[start]
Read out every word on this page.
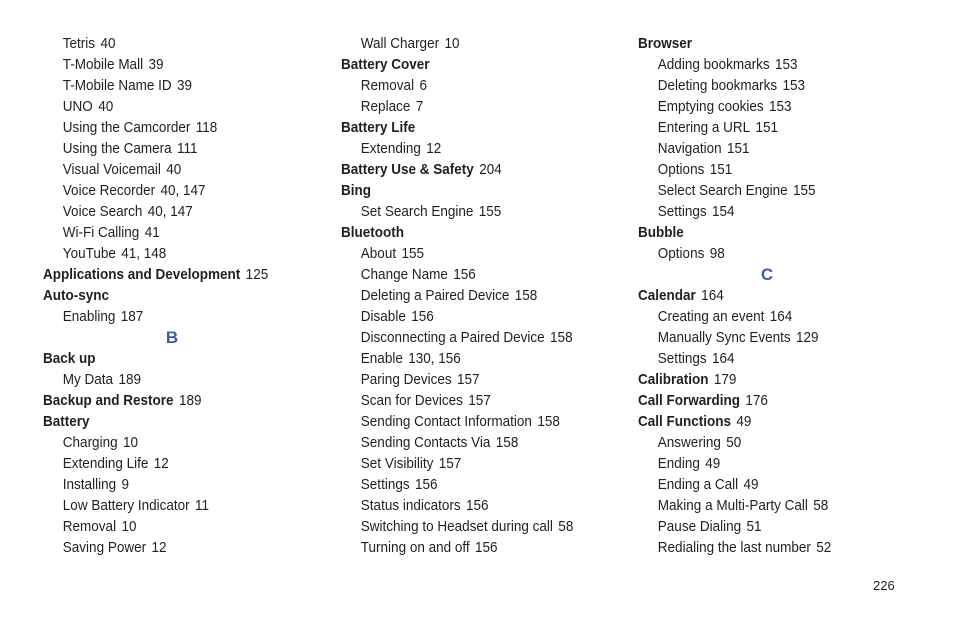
Tetris 40
T-Mobile Mall 39
T-Mobile Name ID 39
UNO 40
Using the Camcorder 118
Using the Camera 111
Visual Voicemail 40
Voice Recorder 40, 147
Voice Search 40, 147
Wi-Fi Calling 41
YouTube 41, 148
Applications and Development 125
Auto-sync
Enabling 187
B
Back up
My Data 189
Backup and Restore 189
Battery
Charging 10
Extending Life 12
Installing 9
Low Battery Indicator 11
Removal 10
Saving Power 12
Wall Charger 10
Battery Cover
Removal 6
Replace 7
Battery Life
Extending 12
Battery Use & Safety 204
Bing
Set Search Engine 155
Bluetooth
About 155
Change Name 156
Deleting a Paired Device 158
Disable 156
Disconnecting a Paired Device 158
Enable 130, 156
Paring Devices 157
Scan for Devices 157
Sending Contact Information 158
Sending Contacts Via 158
Set Visibility 157
Settings 156
Status indicators 156
Switching to Headset during call 58
Turning on and off 156
Browser
Adding bookmarks 153
Deleting bookmarks 153
Emptying cookies 153
Entering a URL 151
Navigation 151
Options 151
Select Search Engine 155
Settings 154
Bubble
Options 98
C
Calendar 164
Creating an event 164
Manually Sync Events 129
Settings 164
Calibration 179
Call Forwarding 176
Call Functions 49
Answering 50
Ending 49
Ending a Call 49
Making a Multi-Party Call 58
Pause Dialing 51
Redialing the last number 52
226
[end]
Task details: Leave every image out, and retype the material exactly.

Final answer:
Read out every word on this page.
Tetris 40
T-Mobile Mall 39
T-Mobile Name ID 39
UNO 40
Using the Camcorder 118
Using the Camera 111
Visual Voicemail 40
Voice Recorder 40, 147
Voice Search 40, 147
Wi-Fi Calling 41
YouTube 41, 148
Applications and Development 125
Auto-sync
Enabling 187
B
Back up
My Data 189
Backup and Restore 189
Battery
Charging 10
Extending Life 12
Installing 9
Low Battery Indicator 11
Removal 10
Saving Power 12
Wall Charger 10
Battery Cover
Removal 6
Replace 7
Battery Life
Extending 12
Battery Use & Safety 204
Bing
Set Search Engine 155
Bluetooth
About 155
Change Name 156
Deleting a Paired Device 158
Disable 156
Disconnecting a Paired Device 158
Enable 130, 156
Paring Devices 157
Scan for Devices 157
Sending Contact Information 158
Sending Contacts Via 158
Set Visibility 157
Settings 156
Status indicators 156
Switching to Headset during call 58
Turning on and off 156
Browser
Adding bookmarks 153
Deleting bookmarks 153
Emptying cookies 153
Entering a URL 151
Navigation 151
Options 151
Select Search Engine 155
Settings 154
Bubble
Options 98
C
Calendar 164
Creating an event 164
Manually Sync Events 129
Settings 164
Calibration 179
Call Forwarding 176
Call Functions 49
Answering 50
Ending 49
Ending a Call 49
Making a Multi-Party Call 58
Pause Dialing 51
Redialing the last number 52
226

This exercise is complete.